Don't ask, don't tell in TN

LT. Governor Ron Ramsey  has come out with a concept of what he wants to do about the guns in cars legislation.

Not bad, but  I still see pitfalls on the track forward for that  concept. First, it's  no business of the employer if I may own a gun or not. Second,  businesses will still see it as a loss of their right to post their property.

A lose/lose deal.

I have been working on a concept of my own trying to find a win/win solution on the issue. So far, everyone I have run it by likes it.

I call it the "Don't  ask, don't tell for guns" What it would do is really pretty simple.

First, the state would say a private business could still post their property but not make search of a vehicle for a gun in a car a condition  of employment.

Second, if an employer did search a vehicle for another reason (such as suspected employee theft)  and by chance they did find a gun then they could fire someone  but it would count against their unemployment.

•••

* **Written task 1**:
From the listing below, copy the stretch from the line containing "menu-label: My Promos — [182, 578, 329, 619]" through the line containing "promo-title-line-2: Hand —" exactly, both of those lines included.

•••

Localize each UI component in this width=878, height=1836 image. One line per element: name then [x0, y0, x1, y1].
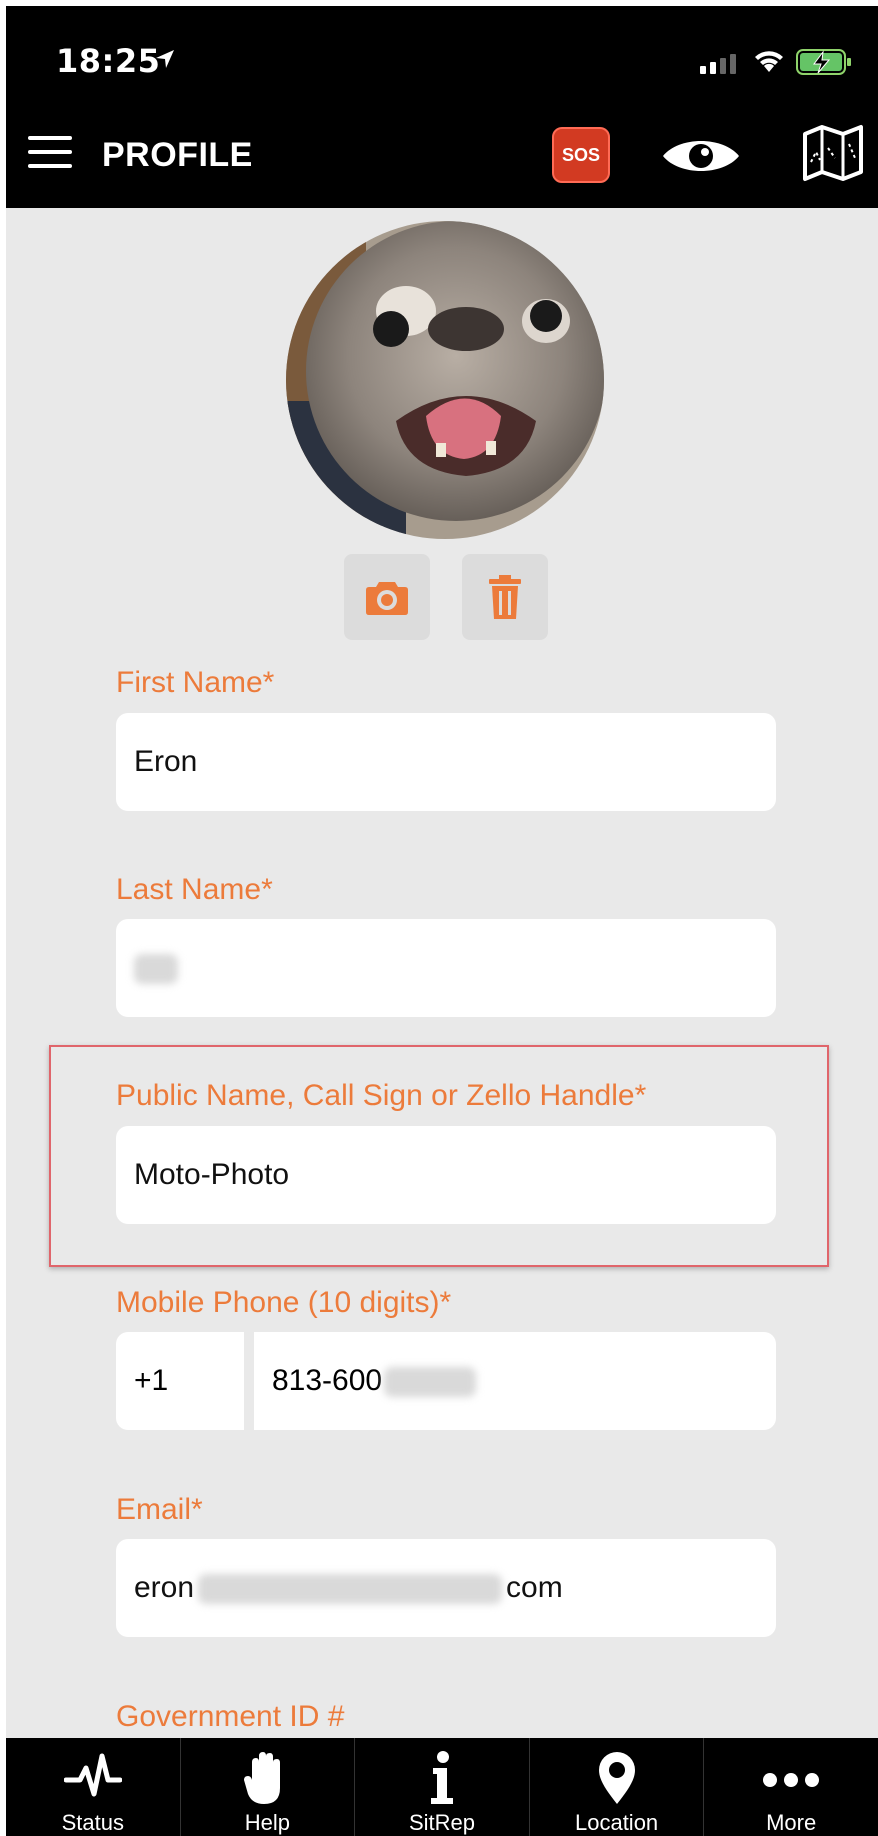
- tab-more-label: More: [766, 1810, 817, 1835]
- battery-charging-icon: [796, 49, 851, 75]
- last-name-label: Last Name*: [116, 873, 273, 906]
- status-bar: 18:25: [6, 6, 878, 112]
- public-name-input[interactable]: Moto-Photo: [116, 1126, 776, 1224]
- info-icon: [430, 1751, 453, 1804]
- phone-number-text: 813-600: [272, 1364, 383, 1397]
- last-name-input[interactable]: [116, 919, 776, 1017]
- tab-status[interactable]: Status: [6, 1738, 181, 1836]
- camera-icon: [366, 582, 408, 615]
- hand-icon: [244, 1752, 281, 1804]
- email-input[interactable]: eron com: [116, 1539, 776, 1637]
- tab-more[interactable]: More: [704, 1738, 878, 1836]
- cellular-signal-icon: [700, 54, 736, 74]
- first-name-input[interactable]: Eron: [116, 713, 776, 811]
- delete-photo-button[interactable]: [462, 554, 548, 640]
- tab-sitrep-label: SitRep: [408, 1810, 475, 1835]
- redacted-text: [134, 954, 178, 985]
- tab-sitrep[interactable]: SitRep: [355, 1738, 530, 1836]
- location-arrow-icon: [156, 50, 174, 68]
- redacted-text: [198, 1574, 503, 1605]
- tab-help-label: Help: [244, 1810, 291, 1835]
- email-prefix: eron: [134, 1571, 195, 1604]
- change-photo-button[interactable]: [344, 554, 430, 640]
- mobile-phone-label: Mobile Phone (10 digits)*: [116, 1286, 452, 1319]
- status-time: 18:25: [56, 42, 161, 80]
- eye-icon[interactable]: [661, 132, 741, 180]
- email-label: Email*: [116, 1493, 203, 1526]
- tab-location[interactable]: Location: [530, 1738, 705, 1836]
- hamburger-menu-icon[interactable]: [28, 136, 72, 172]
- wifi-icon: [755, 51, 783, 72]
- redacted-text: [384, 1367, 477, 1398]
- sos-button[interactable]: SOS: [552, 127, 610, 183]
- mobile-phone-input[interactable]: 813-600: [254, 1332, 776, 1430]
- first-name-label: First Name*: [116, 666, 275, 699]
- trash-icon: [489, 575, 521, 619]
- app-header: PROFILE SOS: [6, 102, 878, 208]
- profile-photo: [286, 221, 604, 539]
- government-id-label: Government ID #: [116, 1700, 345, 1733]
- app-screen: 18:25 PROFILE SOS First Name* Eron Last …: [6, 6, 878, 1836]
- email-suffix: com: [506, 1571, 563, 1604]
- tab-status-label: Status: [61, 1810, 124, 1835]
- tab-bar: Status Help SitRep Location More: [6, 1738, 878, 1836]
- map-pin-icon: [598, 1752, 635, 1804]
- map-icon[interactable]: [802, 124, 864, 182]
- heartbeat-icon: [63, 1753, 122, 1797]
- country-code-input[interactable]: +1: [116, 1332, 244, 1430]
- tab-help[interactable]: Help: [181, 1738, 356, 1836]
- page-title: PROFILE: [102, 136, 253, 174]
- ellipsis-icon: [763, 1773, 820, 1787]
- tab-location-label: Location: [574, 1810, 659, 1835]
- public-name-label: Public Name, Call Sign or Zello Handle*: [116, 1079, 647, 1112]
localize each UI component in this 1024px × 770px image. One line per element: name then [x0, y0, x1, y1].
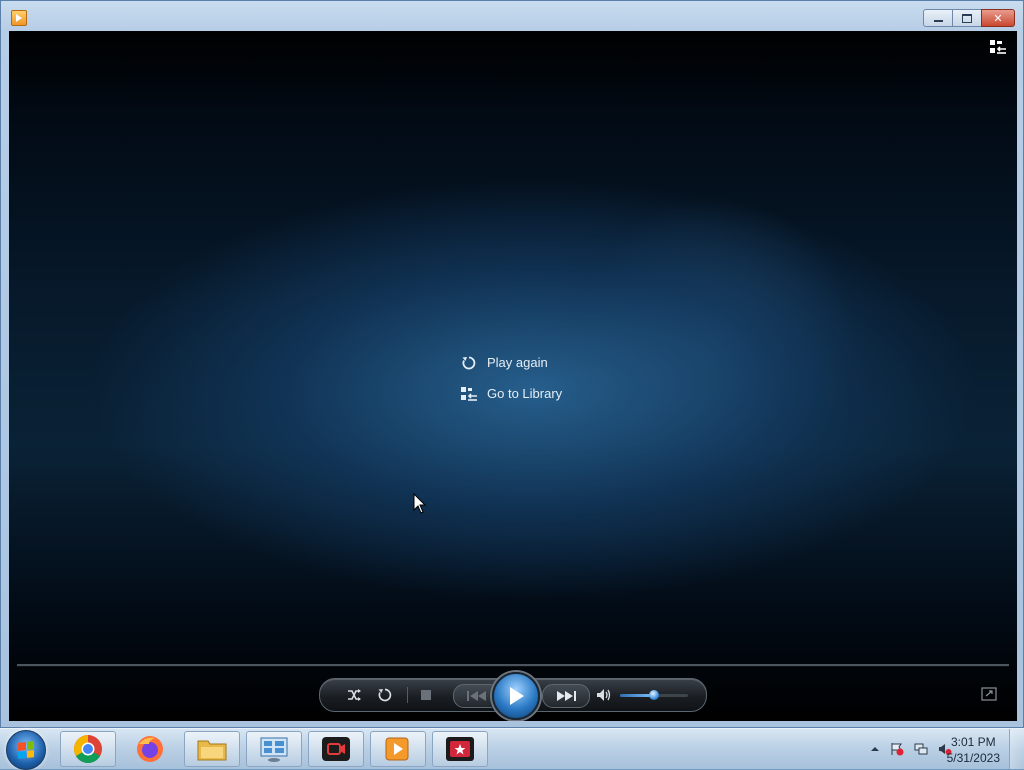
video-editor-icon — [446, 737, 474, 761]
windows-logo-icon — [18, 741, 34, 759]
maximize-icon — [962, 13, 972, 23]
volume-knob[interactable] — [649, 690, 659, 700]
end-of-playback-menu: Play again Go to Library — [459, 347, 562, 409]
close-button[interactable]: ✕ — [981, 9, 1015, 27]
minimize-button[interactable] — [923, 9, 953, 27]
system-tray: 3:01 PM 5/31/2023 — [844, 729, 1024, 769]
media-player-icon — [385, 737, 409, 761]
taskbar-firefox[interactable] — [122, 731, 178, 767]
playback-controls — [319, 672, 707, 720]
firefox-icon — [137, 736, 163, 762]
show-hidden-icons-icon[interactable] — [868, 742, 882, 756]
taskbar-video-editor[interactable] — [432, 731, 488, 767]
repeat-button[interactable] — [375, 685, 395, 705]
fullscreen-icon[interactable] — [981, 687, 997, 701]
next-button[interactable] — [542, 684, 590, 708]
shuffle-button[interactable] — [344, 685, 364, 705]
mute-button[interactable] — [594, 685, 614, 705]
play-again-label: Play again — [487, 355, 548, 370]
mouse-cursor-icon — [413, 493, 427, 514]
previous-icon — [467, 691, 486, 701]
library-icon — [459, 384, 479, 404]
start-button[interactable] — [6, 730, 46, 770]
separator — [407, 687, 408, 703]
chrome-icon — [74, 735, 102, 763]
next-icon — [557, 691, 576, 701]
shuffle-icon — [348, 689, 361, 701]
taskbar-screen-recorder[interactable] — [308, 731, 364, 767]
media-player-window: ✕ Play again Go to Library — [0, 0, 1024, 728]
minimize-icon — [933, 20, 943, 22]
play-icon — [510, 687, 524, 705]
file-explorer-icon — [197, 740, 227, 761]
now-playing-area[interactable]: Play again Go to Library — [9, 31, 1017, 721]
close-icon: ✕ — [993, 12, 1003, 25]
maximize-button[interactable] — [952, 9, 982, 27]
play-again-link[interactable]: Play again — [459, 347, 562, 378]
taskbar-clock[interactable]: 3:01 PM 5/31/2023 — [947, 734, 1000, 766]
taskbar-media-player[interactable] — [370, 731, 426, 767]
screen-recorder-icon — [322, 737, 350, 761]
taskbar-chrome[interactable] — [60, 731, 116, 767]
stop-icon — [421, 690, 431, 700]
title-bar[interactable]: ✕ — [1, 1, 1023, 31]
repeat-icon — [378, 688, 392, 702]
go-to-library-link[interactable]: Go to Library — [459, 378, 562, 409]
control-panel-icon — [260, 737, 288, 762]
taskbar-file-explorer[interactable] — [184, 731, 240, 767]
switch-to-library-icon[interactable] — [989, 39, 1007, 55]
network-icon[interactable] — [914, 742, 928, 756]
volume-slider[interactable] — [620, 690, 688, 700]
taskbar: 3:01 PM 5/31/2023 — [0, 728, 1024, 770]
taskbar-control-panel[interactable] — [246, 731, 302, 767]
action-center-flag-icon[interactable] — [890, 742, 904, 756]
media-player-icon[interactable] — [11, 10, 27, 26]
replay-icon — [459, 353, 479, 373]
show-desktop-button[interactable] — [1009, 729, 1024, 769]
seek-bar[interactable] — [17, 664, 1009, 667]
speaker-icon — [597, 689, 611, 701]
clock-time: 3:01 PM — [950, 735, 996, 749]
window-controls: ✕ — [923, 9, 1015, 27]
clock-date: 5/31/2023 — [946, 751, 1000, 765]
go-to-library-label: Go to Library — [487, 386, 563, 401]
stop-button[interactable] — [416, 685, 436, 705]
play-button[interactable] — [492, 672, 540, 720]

•••

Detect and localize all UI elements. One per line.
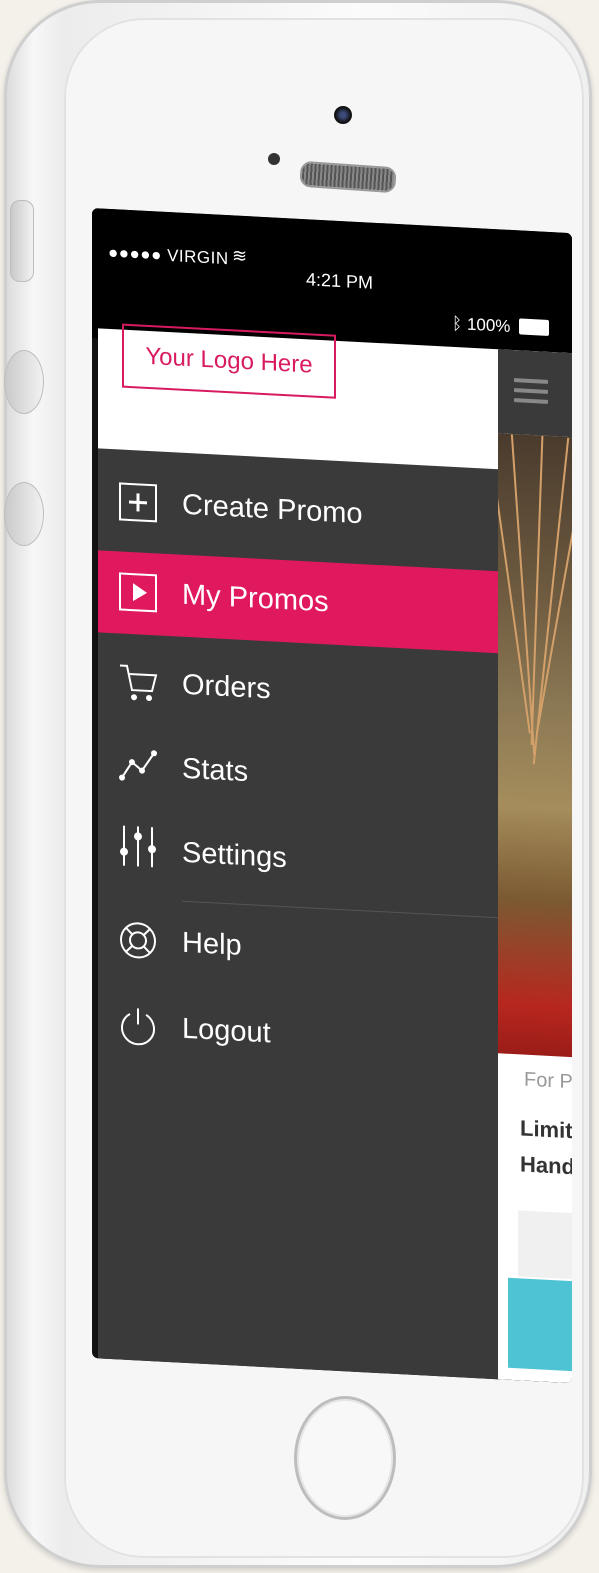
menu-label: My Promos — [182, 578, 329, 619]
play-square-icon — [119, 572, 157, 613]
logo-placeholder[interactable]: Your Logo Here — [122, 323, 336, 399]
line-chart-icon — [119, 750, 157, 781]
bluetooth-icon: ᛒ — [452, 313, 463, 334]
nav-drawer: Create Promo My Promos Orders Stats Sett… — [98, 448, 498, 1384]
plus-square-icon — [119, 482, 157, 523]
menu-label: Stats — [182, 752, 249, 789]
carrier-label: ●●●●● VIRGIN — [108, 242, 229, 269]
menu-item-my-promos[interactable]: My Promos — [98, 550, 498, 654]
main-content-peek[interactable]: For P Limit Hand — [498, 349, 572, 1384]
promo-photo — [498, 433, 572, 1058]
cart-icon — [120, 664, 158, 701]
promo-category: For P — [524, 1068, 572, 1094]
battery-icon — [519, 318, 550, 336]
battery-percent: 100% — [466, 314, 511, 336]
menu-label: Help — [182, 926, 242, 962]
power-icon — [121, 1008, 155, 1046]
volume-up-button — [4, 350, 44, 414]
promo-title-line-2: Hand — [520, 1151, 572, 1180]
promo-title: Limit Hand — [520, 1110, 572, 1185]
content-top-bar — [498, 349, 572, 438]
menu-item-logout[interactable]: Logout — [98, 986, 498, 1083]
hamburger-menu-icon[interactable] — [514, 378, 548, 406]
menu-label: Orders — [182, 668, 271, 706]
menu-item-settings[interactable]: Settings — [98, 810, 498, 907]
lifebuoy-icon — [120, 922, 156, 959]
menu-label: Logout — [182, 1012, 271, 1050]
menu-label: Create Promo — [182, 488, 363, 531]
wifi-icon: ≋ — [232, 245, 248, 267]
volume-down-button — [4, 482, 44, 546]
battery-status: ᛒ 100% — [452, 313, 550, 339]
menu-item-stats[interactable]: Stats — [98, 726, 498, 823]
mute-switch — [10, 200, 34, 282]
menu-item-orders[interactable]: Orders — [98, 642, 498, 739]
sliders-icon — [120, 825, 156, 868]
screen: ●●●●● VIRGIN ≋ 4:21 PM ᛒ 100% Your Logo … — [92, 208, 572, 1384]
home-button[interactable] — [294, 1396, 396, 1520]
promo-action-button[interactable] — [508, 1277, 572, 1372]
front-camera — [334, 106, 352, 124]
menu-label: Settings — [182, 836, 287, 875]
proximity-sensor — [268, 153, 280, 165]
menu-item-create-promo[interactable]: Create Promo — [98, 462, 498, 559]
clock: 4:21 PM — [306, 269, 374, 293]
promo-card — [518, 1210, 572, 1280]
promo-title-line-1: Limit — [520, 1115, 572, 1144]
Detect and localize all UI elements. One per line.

•••

* **Written task 2**:
Repeat word for word the stretch of the post on guns in cars from "Don't ask, don't" through "A lose/lose deal.".

* **Task answer 1**:
menu-label: My Promos — [182, 578, 329, 619]
play-square-icon — [119, 572, 157, 613]
logo-placeholder[interactable]: Your Logo Here — [122, 323, 336, 399]
line-chart-icon — [119, 750, 157, 781]
bluetooth-icon: ᛒ — [452, 313, 463, 334]
nav-drawer: Create Promo My Promos Orders Stats Sett… — [98, 448, 498, 1384]
plus-square-icon — [119, 482, 157, 523]
menu-label: Stats — [182, 752, 249, 789]
carrier-label: ●●●●● VIRGIN — [108, 242, 229, 269]
menu-item-my-promos[interactable]: My Promos — [98, 550, 498, 654]
main-content-peek[interactable]: For P Limit Hand — [498, 349, 572, 1384]
promo-photo — [498, 433, 572, 1058]
cart-icon — [120, 664, 158, 701]
promo-category: For P — [524, 1068, 572, 1094]
battery-icon — [519, 318, 550, 336]
battery-percent: 100% — [466, 314, 511, 336]
menu-label: Help — [182, 926, 242, 962]
power-icon — [121, 1008, 155, 1046]
volume-up-button — [4, 350, 44, 414]
promo-title-line-2: Hand — [520, 1151, 572, 1180]

* **Task answer 2**:
Don't ask, don't tell in TN

LT. Governor Ron Ramsey  has come out with a concept of what he wants to do about the guns in cars legislation.

Not bad, but  I still see pitfalls on the track forward for that  concept. First, it's  no business of the employer if I may own a gun or not. Second,  businesses will still see it as a loss of their right to post their property.

A lose/lose deal.